**SOURCE PASSAGE**:
1482. Minimum Number of Days to Make M Bouquets

1482. Minimum Number of Days to Make m Bouquets #

Problem #

Given an integer array bloomDay, an integer m and an integer k.

We need to make m bouquets. To make a bouquet, you need to use k adjacent flowers from the garden.

The garden consists of n flowers, the ith flower will bloom in the bloomDay[i] and then can be used in exactly one bouquet.

Return the minimum number of days you need to wait to be able to make m bouquets from the garden. If it is impossible to make m bouquets return -1.

Example 1:

Input: bloomDay = [1,10,3,10,2], m = 3, k = 1
Output: 3
Explanation: Let's see what happened in the first three days. x means flower bloomed and _ means flower didn't bloom in the garden.
We need 3 bouquets each should contain 1 flower.
After day 1: [x, _, _, _, _]   // we can only make one bouquet.
After day 2: [x, _, _, _, x]   // we can only make two bouquets.
After day 3: [x, _, x, _, x]   // we can make 3 bouquets. The answer is 3.

Example 2:

Input: bloomDay = [1,10,3,10,2], m = 3, k = 2
Output: -1
Explanation: We need 3 bouquets each has 2 flowers, that means we need 6 flowers. We only have 5 flowers so it is impossible to get the needed bouquets and we return -1.

**DATASET RECORDS**:
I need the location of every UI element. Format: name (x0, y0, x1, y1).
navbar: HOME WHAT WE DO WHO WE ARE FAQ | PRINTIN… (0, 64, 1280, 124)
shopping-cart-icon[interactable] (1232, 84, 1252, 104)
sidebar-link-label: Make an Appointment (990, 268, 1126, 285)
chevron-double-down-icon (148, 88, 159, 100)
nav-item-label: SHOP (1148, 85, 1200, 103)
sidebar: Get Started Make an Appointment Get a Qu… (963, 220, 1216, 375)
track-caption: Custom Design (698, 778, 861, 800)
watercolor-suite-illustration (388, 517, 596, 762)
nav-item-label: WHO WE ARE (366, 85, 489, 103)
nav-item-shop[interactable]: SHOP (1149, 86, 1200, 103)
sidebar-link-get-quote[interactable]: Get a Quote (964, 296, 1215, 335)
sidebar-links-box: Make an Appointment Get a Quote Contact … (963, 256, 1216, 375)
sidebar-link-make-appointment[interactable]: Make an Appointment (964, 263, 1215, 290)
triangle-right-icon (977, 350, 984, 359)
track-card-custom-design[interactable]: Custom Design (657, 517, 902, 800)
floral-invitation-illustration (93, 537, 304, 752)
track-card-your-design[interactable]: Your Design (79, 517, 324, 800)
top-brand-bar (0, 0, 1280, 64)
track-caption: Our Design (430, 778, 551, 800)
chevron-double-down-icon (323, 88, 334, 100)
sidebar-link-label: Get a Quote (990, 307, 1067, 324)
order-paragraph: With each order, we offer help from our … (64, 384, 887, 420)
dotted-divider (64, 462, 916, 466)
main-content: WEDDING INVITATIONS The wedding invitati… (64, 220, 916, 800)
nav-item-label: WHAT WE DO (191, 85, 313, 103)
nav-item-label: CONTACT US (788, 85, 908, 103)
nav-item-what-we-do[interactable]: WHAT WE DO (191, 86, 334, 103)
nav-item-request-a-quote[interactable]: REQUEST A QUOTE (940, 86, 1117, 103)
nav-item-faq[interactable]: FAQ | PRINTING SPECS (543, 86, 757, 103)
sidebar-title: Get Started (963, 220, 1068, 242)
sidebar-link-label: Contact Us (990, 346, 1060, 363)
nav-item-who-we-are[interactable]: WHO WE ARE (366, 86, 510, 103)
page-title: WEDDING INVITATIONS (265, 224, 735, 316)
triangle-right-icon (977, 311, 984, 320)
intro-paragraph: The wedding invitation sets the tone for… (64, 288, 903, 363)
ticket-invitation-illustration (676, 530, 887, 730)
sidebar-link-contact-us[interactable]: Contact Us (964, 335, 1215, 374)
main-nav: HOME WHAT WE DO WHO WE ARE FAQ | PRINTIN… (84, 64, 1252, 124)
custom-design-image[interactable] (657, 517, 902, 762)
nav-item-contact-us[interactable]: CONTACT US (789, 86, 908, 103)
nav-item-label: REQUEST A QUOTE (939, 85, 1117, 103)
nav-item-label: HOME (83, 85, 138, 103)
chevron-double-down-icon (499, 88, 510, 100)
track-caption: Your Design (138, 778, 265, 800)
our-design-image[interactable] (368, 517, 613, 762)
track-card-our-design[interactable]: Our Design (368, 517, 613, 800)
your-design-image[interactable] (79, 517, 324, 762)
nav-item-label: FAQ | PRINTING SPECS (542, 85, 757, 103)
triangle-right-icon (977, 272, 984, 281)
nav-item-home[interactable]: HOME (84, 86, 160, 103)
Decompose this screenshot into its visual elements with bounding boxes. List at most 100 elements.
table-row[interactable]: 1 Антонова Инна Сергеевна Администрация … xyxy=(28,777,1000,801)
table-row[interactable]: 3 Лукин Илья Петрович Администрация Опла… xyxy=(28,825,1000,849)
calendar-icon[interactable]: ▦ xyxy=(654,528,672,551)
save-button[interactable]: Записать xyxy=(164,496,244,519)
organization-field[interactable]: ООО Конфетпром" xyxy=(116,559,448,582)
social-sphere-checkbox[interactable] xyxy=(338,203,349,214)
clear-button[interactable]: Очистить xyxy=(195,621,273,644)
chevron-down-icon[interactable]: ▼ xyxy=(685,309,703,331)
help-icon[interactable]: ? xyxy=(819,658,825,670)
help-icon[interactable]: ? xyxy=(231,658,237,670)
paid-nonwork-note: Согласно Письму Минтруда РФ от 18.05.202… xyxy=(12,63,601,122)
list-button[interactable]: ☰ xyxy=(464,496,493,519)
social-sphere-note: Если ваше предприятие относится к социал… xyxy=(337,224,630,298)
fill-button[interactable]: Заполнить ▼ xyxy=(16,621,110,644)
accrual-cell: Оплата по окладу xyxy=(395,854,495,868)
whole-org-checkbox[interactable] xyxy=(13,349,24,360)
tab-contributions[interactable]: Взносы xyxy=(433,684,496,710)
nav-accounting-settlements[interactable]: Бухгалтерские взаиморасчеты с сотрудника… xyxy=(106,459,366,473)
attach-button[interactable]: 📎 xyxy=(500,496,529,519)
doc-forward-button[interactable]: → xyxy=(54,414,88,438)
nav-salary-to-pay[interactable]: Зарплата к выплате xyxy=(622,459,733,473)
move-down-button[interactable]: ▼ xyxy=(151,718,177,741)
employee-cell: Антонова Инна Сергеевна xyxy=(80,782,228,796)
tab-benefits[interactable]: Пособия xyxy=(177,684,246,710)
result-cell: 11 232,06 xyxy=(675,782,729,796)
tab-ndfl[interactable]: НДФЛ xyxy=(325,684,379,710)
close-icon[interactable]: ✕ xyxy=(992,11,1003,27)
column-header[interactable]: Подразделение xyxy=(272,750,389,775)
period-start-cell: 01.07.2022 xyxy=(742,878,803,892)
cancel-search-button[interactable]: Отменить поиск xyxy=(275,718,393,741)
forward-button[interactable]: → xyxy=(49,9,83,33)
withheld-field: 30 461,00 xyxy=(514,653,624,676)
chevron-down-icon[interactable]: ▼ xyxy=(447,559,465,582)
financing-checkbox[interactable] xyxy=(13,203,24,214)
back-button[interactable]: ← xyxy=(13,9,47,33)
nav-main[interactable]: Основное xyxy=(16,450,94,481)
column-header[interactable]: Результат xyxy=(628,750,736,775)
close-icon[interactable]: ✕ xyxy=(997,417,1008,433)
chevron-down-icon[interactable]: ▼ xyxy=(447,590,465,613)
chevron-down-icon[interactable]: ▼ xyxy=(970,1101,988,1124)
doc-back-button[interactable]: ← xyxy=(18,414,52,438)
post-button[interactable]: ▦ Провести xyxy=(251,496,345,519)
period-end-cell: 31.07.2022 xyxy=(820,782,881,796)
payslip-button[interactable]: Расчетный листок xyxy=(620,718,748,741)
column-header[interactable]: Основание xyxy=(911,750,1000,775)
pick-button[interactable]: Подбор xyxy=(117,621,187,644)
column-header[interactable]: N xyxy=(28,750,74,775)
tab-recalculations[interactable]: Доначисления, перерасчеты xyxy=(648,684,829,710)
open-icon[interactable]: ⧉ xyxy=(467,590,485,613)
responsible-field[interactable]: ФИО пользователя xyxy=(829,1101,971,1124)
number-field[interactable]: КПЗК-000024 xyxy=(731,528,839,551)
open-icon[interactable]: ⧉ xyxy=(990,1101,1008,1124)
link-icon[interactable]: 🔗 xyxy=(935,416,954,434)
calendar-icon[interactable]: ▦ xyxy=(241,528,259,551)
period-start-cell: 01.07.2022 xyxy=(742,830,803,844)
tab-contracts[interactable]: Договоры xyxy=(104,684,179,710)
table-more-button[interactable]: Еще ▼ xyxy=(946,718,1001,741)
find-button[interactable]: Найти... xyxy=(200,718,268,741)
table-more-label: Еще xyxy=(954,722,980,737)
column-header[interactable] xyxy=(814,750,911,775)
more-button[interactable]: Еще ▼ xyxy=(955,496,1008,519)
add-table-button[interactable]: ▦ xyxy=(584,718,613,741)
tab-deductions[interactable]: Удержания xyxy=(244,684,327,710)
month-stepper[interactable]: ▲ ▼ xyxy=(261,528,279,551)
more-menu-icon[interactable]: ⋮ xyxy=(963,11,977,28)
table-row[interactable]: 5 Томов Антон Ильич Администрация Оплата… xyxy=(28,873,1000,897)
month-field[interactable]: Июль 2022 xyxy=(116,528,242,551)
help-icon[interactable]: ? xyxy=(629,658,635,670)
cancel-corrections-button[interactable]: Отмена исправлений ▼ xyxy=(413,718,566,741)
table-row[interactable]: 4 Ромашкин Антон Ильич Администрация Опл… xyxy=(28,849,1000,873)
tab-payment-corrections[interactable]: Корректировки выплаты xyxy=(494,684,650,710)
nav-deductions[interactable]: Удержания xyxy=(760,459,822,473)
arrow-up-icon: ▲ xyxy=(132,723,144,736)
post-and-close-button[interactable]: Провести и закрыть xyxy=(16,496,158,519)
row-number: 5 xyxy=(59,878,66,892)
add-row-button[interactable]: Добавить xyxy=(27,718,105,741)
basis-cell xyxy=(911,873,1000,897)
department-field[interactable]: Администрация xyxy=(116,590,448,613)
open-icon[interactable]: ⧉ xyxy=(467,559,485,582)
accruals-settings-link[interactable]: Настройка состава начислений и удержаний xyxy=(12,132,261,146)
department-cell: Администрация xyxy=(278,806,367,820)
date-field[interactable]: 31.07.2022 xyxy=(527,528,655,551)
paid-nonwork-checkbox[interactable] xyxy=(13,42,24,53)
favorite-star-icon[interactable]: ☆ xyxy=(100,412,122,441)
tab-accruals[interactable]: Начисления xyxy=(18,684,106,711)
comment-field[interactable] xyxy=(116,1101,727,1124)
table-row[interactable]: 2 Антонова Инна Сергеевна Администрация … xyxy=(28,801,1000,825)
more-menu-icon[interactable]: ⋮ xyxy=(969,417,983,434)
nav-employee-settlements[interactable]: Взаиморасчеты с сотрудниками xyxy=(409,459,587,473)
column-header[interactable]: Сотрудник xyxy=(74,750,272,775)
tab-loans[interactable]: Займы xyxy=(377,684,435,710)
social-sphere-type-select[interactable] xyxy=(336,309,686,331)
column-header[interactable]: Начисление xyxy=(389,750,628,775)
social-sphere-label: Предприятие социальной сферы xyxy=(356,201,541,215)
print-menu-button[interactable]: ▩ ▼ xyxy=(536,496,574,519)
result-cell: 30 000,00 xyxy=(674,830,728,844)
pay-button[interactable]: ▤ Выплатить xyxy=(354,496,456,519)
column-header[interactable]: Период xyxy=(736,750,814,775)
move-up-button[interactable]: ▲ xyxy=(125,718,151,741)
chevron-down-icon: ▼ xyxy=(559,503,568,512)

**TASK REQUIREMENTS**:
1 – Name every input that the bouquet problem gives, along with the type the problem states for each.
2 – Answer these questions using the bouquet problem:
(a) What is the output in Example 1?
(b) In Example 2, how many flowers are needed in total?
(c) What value is returned when making m bouquets is impossible?
3 – Reproduce the passage of the bouquet problem from "Return the minimum number" to "answer is 3.".

**LIST OF SOLUTIONS**:
1 –
bloomDay, an integer array
m, an integer
k, an integer

2 –
(a) 3
(b) 6
(c) -1

3 –
Return the minimum number of days you need to wait to be able to make m bouquets from the garden. If it is impossible to make m bouquets return -1.

Example 1:

Input: bloomDay = [1,10,3,10,2], m = 3, k = 1
Output: 3
Explanation: Let's see what happened in the first three days. x means flower bloomed and _ means flower didn't bloom in the garden.
We need 3 bouquets each should contain 1 flower.
After day 1: [x, _, _, _, _]   // we can only make one bouquet.
After day 2: [x, _, _, _, x]   // we can only make two bouquets.
After day 3: [x, _, x, _, x]   // we can make 3 bouquets. The answer is 3.